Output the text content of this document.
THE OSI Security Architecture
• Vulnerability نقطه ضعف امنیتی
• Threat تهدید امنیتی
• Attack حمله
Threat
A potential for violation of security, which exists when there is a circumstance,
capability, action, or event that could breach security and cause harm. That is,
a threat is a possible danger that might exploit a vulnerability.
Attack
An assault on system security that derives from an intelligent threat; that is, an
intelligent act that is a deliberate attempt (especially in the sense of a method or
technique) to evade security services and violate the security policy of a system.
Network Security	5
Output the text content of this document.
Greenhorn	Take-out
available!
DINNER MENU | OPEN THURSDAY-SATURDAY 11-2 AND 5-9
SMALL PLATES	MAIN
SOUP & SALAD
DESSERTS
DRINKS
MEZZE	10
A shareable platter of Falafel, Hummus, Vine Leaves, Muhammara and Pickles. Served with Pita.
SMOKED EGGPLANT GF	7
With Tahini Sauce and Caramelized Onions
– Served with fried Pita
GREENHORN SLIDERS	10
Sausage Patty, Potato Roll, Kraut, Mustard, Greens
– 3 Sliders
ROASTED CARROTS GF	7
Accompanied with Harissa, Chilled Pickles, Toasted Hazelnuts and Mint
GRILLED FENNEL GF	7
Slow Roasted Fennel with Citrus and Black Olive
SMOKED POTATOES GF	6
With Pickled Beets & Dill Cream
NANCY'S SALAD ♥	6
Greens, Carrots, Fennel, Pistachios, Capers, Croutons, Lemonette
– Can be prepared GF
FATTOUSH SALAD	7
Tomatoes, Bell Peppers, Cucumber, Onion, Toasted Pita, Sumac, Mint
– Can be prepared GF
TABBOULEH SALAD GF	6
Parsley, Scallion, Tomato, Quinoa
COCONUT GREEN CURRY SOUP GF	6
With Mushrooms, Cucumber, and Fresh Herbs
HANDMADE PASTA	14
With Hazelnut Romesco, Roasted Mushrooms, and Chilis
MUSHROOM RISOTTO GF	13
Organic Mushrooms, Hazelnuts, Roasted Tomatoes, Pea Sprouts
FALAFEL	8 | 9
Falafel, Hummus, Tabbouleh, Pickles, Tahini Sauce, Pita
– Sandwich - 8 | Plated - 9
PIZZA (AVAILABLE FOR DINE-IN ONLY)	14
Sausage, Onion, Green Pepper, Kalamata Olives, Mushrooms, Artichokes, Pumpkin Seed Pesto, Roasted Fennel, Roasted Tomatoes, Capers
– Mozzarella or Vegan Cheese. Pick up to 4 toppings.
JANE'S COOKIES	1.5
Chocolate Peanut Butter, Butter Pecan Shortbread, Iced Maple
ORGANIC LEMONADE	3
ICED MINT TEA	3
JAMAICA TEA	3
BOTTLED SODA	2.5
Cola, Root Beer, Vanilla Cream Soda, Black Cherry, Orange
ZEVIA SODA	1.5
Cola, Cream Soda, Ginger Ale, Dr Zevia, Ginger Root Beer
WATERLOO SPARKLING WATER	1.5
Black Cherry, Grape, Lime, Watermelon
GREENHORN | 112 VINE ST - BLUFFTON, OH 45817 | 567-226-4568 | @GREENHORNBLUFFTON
━━━━
▸ PROBLEM DETAILS:
Would you write down every record again, exactly?

▸ REPLY TO THE EXERCISE:
Output the text content of this document.
THE OSI Security Architecture
• Vulnerability نقطه ضعف امنیتی
• Threat تهدید امنیتی
• Attack حمله
Threat
A potential for violation of security, which exists when there is a circumstance,
capability, action, or event that could breach security and cause harm. That is,
a threat is a possible danger that might exploit a vulnerability.
Attack
An assault on system security that derives from an intelligent threat; that is, an
intelligent act that is a deliberate attempt (especially in the sense of a method or
technique) to evade security services and violate the security policy of a system.
Network Security	5
Output the text content of this document.
Greenhorn	Take-out
available!
DINNER MENU | OPEN THURSDAY-SATURDAY 11-2 AND 5-9
SMALL PLATES	MAIN
SOUP & SALAD
DESSERTS
DRINKS
MEZZE	10
A shareable platter of Falafel, Hummus, Vine Leaves, Muhammara and Pickles. Served with Pita.
SMOKED EGGPLANT GF	7
With Tahini Sauce and Caramelized Onions
– Served with fried Pita
GREENHORN SLIDERS	10
Sausage Patty, Potato Roll, Kraut, Mustard, Greens
– 3 Sliders
ROASTED CARROTS GF	7
Accompanied with Harissa, Chilled Pickles, Toasted Hazelnuts and Mint
GRILLED FENNEL GF	7
Slow Roasted Fennel with Citrus and Black Olive
SMOKED POTATOES GF	6
With Pickled Beets & Dill Cream
NANCY'S SALAD ♥	6
Greens, Carrots, Fennel, Pistachios, Capers, Croutons, Lemonette
– Can be prepared GF
FATTOUSH SALAD	7
Tomatoes, Bell Peppers, Cucumber, Onion, Toasted Pita, Sumac, Mint
– Can be prepared GF
TABBOULEH SALAD GF	6
Parsley, Scallion, Tomato, Quinoa
COCONUT GREEN CURRY SOUP GF	6
With Mushrooms, Cucumber, and Fresh Herbs
HANDMADE PASTA	14
With Hazelnut Romesco, Roasted Mushrooms, and Chilis
MUSHROOM RISOTTO GF	13
Organic Mushrooms, Hazelnuts, Roasted Tomatoes, Pea Sprouts
FALAFEL	8 | 9
Falafel, Hummus, Tabbouleh, Pickles, Tahini Sauce, Pita
– Sandwich - 8 | Plated - 9
PIZZA (AVAILABLE FOR DINE-IN ONLY)	14
Sausage, Onion, Green Pepper, Kalamata Olives, Mushrooms, Artichokes, Pumpkin Seed Pesto, Roasted Fennel, Roasted Tomatoes, Capers
– Mozzarella or Vegan Cheese. Pick up to 4 toppings.
JANE'S COOKIES	1.5
Chocolate Peanut Butter, Butter Pecan Shortbread, Iced Maple
ORGANIC LEMONADE	3
ICED MINT TEA	3
JAMAICA TEA	3
BOTTLED SODA	2.5
Cola, Root Beer, Vanilla Cream Soda, Black Cherry, Orange
ZEVIA SODA	1.5
Cola, Cream Soda, Ginger Ale, Dr Zevia, Ginger Root Beer
WATERLOO SPARKLING WATER	1.5
Black Cherry, Grape, Lime, Watermelon
GREENHORN | 112 VINE ST - BLUFFTON, OH 45817 | 567-226-4568 | @GREENHORNBLUFFTON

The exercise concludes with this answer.